** START OF Records shown **

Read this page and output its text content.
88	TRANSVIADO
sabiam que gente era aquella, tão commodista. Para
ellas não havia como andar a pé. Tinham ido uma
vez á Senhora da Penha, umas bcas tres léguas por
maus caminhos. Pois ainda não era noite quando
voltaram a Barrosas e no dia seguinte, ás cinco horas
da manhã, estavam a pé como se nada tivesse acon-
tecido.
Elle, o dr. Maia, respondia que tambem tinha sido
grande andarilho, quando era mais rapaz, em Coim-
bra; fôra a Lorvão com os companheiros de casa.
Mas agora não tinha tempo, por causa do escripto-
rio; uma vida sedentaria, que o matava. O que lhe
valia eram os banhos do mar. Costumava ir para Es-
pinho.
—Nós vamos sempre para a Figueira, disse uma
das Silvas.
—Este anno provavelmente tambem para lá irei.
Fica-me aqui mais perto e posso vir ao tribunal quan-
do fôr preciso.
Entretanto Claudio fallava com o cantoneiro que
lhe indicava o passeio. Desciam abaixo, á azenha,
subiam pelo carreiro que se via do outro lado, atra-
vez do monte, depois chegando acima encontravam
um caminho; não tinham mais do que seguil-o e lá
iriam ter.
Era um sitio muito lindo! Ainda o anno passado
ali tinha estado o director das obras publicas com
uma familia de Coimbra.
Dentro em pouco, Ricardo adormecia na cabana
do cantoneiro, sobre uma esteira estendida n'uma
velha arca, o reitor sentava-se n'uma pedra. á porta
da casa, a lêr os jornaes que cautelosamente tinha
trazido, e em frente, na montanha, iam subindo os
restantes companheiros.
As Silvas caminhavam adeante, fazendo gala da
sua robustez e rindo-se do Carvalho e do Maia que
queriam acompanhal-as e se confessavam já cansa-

** END OF Records shown **

__Direction__. From the listing above, find the number of lines with the word "Maia" in them. Answer with the number only.

__Response to the exercise__. 2